Given task: Print the records below word for word, but leave out the pictures.

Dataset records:
++++++++++++++++++++
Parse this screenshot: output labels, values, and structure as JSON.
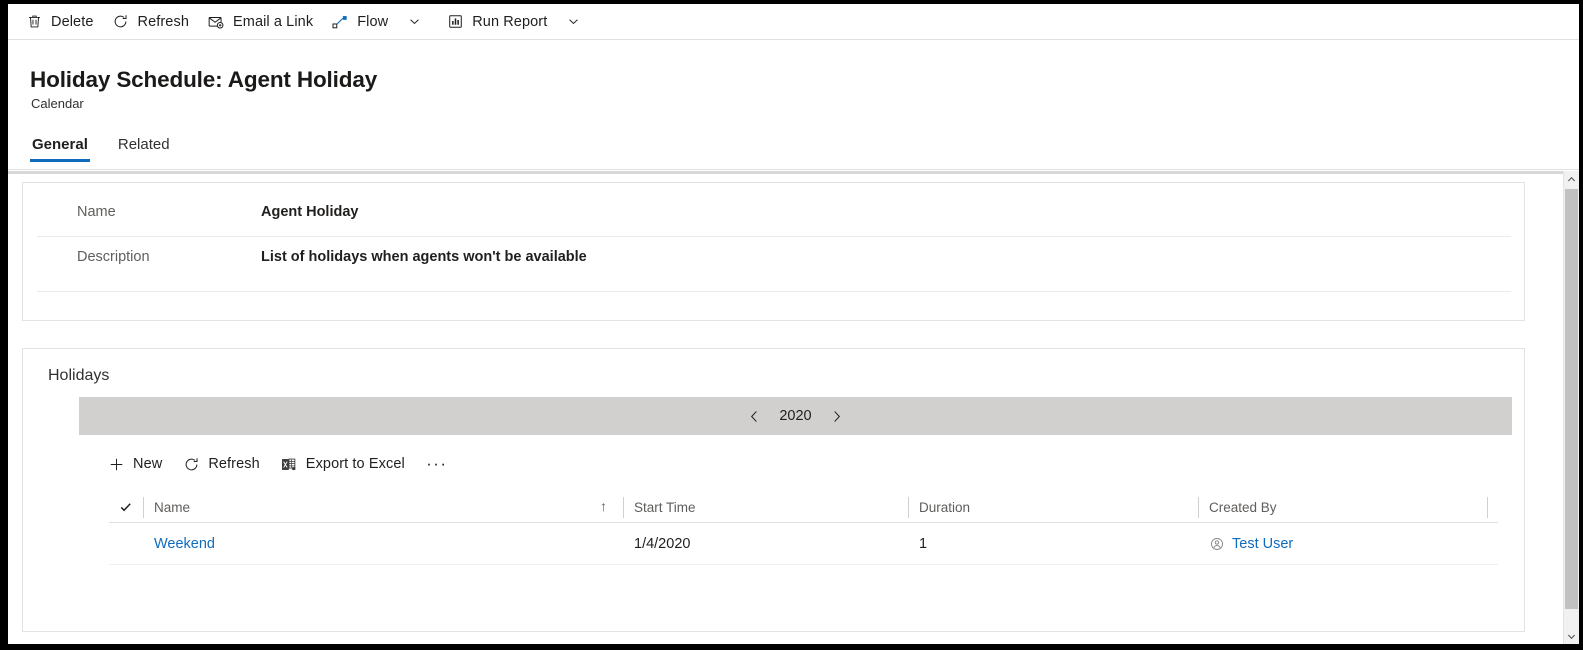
{
  "topbar": {
    "commands": [
      {
        "id": "delete",
        "label": "Delete",
        "icon": "trash-icon",
        "has_caret": false
      },
      {
        "id": "refresh",
        "label": "Refresh",
        "icon": "refresh-icon",
        "has_caret": false
      },
      {
        "id": "email-a-link",
        "label": "Email a Link",
        "icon": "email-link-icon",
        "has_caret": false
      },
      {
        "id": "flow",
        "label": "Flow",
        "icon": "flow-icon",
        "has_caret": true
      },
      {
        "id": "run-report",
        "label": "Run Report",
        "icon": "report-icon",
        "has_caret": true
      }
    ]
  },
  "header": {
    "title": "Holiday Schedule: Agent Holiday",
    "subtitle": "Calendar",
    "tabs": [
      {
        "id": "general",
        "label": "General",
        "active": true
      },
      {
        "id": "related",
        "label": "Related",
        "active": false
      }
    ]
  },
  "general": {
    "fields": [
      {
        "id": "name",
        "label": "Name",
        "value": "Agent Holiday"
      },
      {
        "id": "description",
        "label": "Description",
        "value": "List of holidays when agents won't be available"
      }
    ]
  },
  "holidays": {
    "section_title": "Holidays",
    "year_nav": {
      "prev_icon": "chevron-left-icon",
      "next_icon": "chevron-right-icon",
      "year": "2020"
    },
    "commands": [
      {
        "id": "new",
        "label": "New",
        "icon": "plus-icon"
      },
      {
        "id": "refresh",
        "label": "Refresh",
        "icon": "refresh-icon"
      },
      {
        "id": "export-to-excel",
        "label": "Export to Excel",
        "icon": "excel-icon"
      }
    ],
    "overflow_label": "···",
    "grid": {
      "select_all_icon": "checkmark-icon",
      "columns": [
        {
          "id": "name",
          "label": "Name",
          "sorted": true,
          "sort_icon": "↑"
        },
        {
          "id": "start-time",
          "label": "Start Time",
          "sorted": false,
          "sort_icon": ""
        },
        {
          "id": "duration",
          "label": "Duration",
          "sorted": false,
          "sort_icon": ""
        },
        {
          "id": "created-by",
          "label": "Created By",
          "sorted": false,
          "sort_icon": ""
        }
      ],
      "rows": [
        {
          "name": "Weekend",
          "start_time": "1/4/2020",
          "duration": "1",
          "created_by": "Test User",
          "created_by_icon": "person-circle-icon"
        }
      ]
    }
  },
  "colors": {
    "accent": "#0f6cbd",
    "link": "#0f6cbd",
    "year_bar": "#d2d0ce",
    "text_primary": "#201f1e",
    "text_secondary": "#605e5c"
  },
  "scrollbar": {
    "up_icon": "chevron-up-icon",
    "down_icon": "chevron-down-icon"
  }
}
++++++++++++++++++++
Answer to this task:
Parse this screenshot: output labels, values, and structure as JSON.
{
  "topbar": {
    "commands": [
      {
        "id": "delete",
        "label": "Delete",
        "icon": "trash-icon",
        "has_caret": false
      },
      {
        "id": "refresh",
        "label": "Refresh",
        "icon": "refresh-icon",
        "has_caret": false
      },
      {
        "id": "email-a-link",
        "label": "Email a Link",
        "icon": "email-link-icon",
        "has_caret": false
      },
      {
        "id": "flow",
        "label": "Flow",
        "icon": "flow-icon",
        "has_caret": true
      },
      {
        "id": "run-report",
        "label": "Run Report",
        "icon": "report-icon",
        "has_caret": true
      }
    ]
  },
  "header": {
    "title": "Holiday Schedule: Agent Holiday",
    "subtitle": "Calendar",
    "tabs": [
      {
        "id": "general",
        "label": "General",
        "active": true
      },
      {
        "id": "related",
        "label": "Related",
        "active": false
      }
    ]
  },
  "general": {
    "fields": [
      {
        "id": "name",
        "label": "Name",
        "value": "Agent Holiday"
      },
      {
        "id": "description",
        "label": "Description",
        "value": "List of holidays when agents won't be available"
      }
    ]
  },
  "holidays": {
    "section_title": "Holidays",
    "year_nav": {
      "prev_icon": "chevron-left-icon",
      "next_icon": "chevron-right-icon",
      "year": "2020"
    },
    "commands": [
      {
        "id": "new",
        "label": "New",
        "icon": "plus-icon"
      },
      {
        "id": "refresh",
        "label": "Refresh",
        "icon": "refresh-icon"
      },
      {
        "id": "export-to-excel",
        "label": "Export to Excel",
        "icon": "excel-icon"
      }
    ],
    "overflow_label": "···",
    "grid": {
      "select_all_icon": "checkmark-icon",
      "columns": [
        {
          "id": "name",
          "label": "Name",
          "sorted": true,
          "sort_icon": "↑"
        },
        {
          "id": "start-time",
          "label": "Start Time",
          "sorted": false,
          "sort_icon": ""
        },
        {
          "id": "duration",
          "label": "Duration",
          "sorted": false,
          "sort_icon": ""
        },
        {
          "id": "created-by",
          "label": "Created By",
          "sorted": false,
          "sort_icon": ""
        }
      ],
      "rows": [
        {
          "name": "Weekend",
          "start_time": "1/4/2020",
          "duration": "1",
          "created_by": "Test User",
          "created_by_icon": "person-circle-icon"
        }
      ]
    }
  },
  "colors": {
    "accent": "#0f6cbd",
    "link": "#0f6cbd",
    "year_bar": "#d2d0ce",
    "text_primary": "#201f1e",
    "text_secondary": "#605e5c"
  },
  "scrollbar": {
    "up_icon": "chevron-up-icon",
    "down_icon": "chevron-down-icon"
  }
}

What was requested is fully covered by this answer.